What to produce
Could you restate the entries below word for word and leave the images out?

····················

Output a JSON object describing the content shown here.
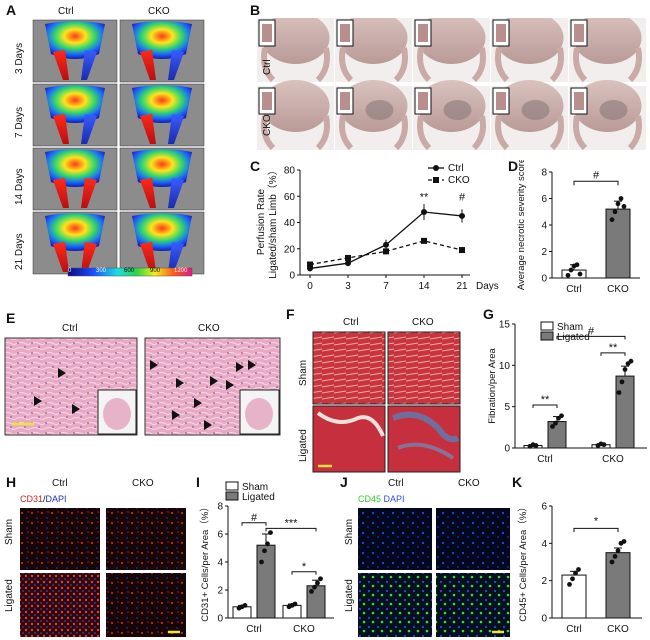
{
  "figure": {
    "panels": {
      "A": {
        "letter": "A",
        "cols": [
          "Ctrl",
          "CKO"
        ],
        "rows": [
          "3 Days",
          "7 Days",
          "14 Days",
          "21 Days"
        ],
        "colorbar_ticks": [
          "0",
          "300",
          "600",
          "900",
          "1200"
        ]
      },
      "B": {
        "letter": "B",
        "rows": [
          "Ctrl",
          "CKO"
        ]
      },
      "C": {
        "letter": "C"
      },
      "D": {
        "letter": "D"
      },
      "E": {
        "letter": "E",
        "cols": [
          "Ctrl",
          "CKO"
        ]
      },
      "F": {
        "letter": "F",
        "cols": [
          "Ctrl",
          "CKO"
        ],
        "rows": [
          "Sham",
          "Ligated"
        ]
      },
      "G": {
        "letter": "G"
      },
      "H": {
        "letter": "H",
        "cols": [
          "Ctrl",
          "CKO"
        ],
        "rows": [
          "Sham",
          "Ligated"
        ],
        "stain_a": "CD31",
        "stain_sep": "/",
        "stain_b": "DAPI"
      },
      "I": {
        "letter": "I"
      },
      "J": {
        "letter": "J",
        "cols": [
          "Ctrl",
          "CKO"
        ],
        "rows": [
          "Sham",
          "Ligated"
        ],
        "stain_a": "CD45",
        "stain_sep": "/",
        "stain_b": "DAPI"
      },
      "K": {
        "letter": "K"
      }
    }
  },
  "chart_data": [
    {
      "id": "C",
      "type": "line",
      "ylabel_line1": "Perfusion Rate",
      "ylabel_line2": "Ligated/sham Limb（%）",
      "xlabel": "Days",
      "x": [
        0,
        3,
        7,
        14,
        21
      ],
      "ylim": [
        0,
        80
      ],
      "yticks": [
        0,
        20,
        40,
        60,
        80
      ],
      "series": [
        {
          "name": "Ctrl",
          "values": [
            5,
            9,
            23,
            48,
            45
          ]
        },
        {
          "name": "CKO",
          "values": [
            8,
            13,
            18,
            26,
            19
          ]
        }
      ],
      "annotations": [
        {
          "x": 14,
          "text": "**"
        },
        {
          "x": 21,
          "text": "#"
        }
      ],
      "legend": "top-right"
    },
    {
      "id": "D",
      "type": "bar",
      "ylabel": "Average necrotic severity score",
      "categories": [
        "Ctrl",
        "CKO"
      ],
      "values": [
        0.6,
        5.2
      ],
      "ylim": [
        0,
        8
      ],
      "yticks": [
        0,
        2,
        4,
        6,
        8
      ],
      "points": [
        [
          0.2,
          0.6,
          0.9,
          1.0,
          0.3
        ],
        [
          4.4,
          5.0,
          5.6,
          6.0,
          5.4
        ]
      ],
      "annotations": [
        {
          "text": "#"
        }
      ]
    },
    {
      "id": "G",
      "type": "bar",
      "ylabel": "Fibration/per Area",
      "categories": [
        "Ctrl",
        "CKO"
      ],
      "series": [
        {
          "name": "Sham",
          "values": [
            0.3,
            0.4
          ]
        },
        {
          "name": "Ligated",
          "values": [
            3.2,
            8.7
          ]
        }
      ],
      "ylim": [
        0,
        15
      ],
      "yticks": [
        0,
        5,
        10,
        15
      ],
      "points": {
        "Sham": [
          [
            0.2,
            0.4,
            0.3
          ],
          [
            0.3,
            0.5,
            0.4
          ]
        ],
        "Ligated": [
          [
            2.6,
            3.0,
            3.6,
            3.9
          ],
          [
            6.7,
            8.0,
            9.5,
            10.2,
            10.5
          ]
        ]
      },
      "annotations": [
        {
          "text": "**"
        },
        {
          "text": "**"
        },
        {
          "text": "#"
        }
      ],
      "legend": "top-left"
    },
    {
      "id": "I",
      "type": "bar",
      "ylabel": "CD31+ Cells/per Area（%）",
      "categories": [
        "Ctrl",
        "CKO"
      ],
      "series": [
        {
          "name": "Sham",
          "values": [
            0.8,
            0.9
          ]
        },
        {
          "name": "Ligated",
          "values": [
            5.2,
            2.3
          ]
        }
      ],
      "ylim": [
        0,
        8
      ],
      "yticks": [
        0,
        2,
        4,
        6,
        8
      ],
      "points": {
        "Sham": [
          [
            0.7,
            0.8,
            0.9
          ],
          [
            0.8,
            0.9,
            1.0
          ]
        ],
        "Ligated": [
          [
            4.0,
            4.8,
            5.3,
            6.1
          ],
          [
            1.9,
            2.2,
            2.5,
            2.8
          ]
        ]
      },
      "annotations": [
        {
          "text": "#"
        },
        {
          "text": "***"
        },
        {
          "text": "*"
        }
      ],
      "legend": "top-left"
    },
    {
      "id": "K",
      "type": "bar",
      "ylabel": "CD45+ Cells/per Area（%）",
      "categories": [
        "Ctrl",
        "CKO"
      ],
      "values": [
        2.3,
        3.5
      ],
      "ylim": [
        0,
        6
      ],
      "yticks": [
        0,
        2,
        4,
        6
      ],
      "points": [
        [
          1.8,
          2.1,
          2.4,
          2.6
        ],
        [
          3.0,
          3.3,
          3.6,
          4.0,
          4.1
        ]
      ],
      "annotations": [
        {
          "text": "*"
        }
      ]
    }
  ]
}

····················

Answer for this exercise
Output a JSON object describing the content shown here.
{
  "figure": {
    "panels": {
      "A": {
        "letter": "A",
        "cols": [
          "Ctrl",
          "CKO"
        ],
        "rows": [
          "3 Days",
          "7 Days",
          "14 Days",
          "21 Days"
        ],
        "colorbar_ticks": [
          "0",
          "300",
          "600",
          "900",
          "1200"
        ]
      },
      "B": {
        "letter": "B",
        "rows": [
          "Ctrl",
          "CKO"
        ]
      },
      "C": {
        "letter": "C"
      },
      "D": {
        "letter": "D"
      },
      "E": {
        "letter": "E",
        "cols": [
          "Ctrl",
          "CKO"
        ]
      },
      "F": {
        "letter": "F",
        "cols": [
          "Ctrl",
          "CKO"
        ],
        "rows": [
          "Sham",
          "Ligated"
        ]
      },
      "G": {
        "letter": "G"
      },
      "H": {
        "letter": "H",
        "cols": [
          "Ctrl",
          "CKO"
        ],
        "rows": [
          "Sham",
          "Ligated"
        ],
        "stain_a": "CD31",
        "stain_sep": "/",
        "stain_b": "DAPI"
      },
      "I": {
        "letter": "I"
      },
      "J": {
        "letter": "J",
        "cols": [
          "Ctrl",
          "CKO"
        ],
        "rows": [
          "Sham",
          "Ligated"
        ],
        "stain_a": "CD45",
        "stain_sep": "/",
        "stain_b": "DAPI"
      },
      "K": {
        "letter": "K"
      }
    }
  },
  "chart_data": [
    {
      "id": "C",
      "type": "line",
      "ylabel_line1": "Perfusion Rate",
      "ylabel_line2": "Ligated/sham Limb（%）",
      "xlabel": "Days",
      "x": [
        0,
        3,
        7,
        14,
        21
      ],
      "ylim": [
        0,
        80
      ],
      "yticks": [
        0,
        20,
        40,
        60,
        80
      ],
      "series": [
        {
          "name": "Ctrl",
          "values": [
            5,
            9,
            23,
            48,
            45
          ]
        },
        {
          "name": "CKO",
          "values": [
            8,
            13,
            18,
            26,
            19
          ]
        }
      ],
      "annotations": [
        {
          "x": 14,
          "text": "**"
        },
        {
          "x": 21,
          "text": "#"
        }
      ],
      "legend": "top-right"
    },
    {
      "id": "D",
      "type": "bar",
      "ylabel": "Average necrotic severity score",
      "categories": [
        "Ctrl",
        "CKO"
      ],
      "values": [
        0.6,
        5.2
      ],
      "ylim": [
        0,
        8
      ],
      "yticks": [
        0,
        2,
        4,
        6,
        8
      ],
      "points": [
        [
          0.2,
          0.6,
          0.9,
          1.0,
          0.3
        ],
        [
          4.4,
          5.0,
          5.6,
          6.0,
          5.4
        ]
      ],
      "annotations": [
        {
          "text": "#"
        }
      ]
    },
    {
      "id": "G",
      "type": "bar",
      "ylabel": "Fibration/per Area",
      "categories": [
        "Ctrl",
        "CKO"
      ],
      "series": [
        {
          "name": "Sham",
          "values": [
            0.3,
            0.4
          ]
        },
        {
          "name": "Ligated",
          "values": [
            3.2,
            8.7
          ]
        }
      ],
      "ylim": [
        0,
        15
      ],
      "yticks": [
        0,
        5,
        10,
        15
      ],
      "points": {
        "Sham": [
          [
            0.2,
            0.4,
            0.3
          ],
          [
            0.3,
            0.5,
            0.4
          ]
        ],
        "Ligated": [
          [
            2.6,
            3.0,
            3.6,
            3.9
          ],
          [
            6.7,
            8.0,
            9.5,
            10.2,
            10.5
          ]
        ]
      },
      "annotations": [
        {
          "text": "**"
        },
        {
          "text": "**"
        },
        {
          "text": "#"
        }
      ],
      "legend": "top-left"
    },
    {
      "id": "I",
      "type": "bar",
      "ylabel": "CD31+ Cells/per Area（%）",
      "categories": [
        "Ctrl",
        "CKO"
      ],
      "series": [
        {
          "name": "Sham",
          "values": [
            0.8,
            0.9
          ]
        },
        {
          "name": "Ligated",
          "values": [
            5.2,
            2.3
          ]
        }
      ],
      "ylim": [
        0,
        8
      ],
      "yticks": [
        0,
        2,
        4,
        6,
        8
      ],
      "points": {
        "Sham": [
          [
            0.7,
            0.8,
            0.9
          ],
          [
            0.8,
            0.9,
            1.0
          ]
        ],
        "Ligated": [
          [
            4.0,
            4.8,
            5.3,
            6.1
          ],
          [
            1.9,
            2.2,
            2.5,
            2.8
          ]
        ]
      },
      "annotations": [
        {
          "text": "#"
        },
        {
          "text": "***"
        },
        {
          "text": "*"
        }
      ],
      "legend": "top-left"
    },
    {
      "id": "K",
      "type": "bar",
      "ylabel": "CD45+ Cells/per Area（%）",
      "categories": [
        "Ctrl",
        "CKO"
      ],
      "values": [
        2.3,
        3.5
      ],
      "ylim": [
        0,
        6
      ],
      "yticks": [
        0,
        2,
        4,
        6
      ],
      "points": [
        [
          1.8,
          2.1,
          2.4,
          2.6
        ],
        [
          3.0,
          3.3,
          3.6,
          4.0,
          4.1
        ]
      ],
      "annotations": [
        {
          "text": "*"
        }
      ]
    }
  ]
}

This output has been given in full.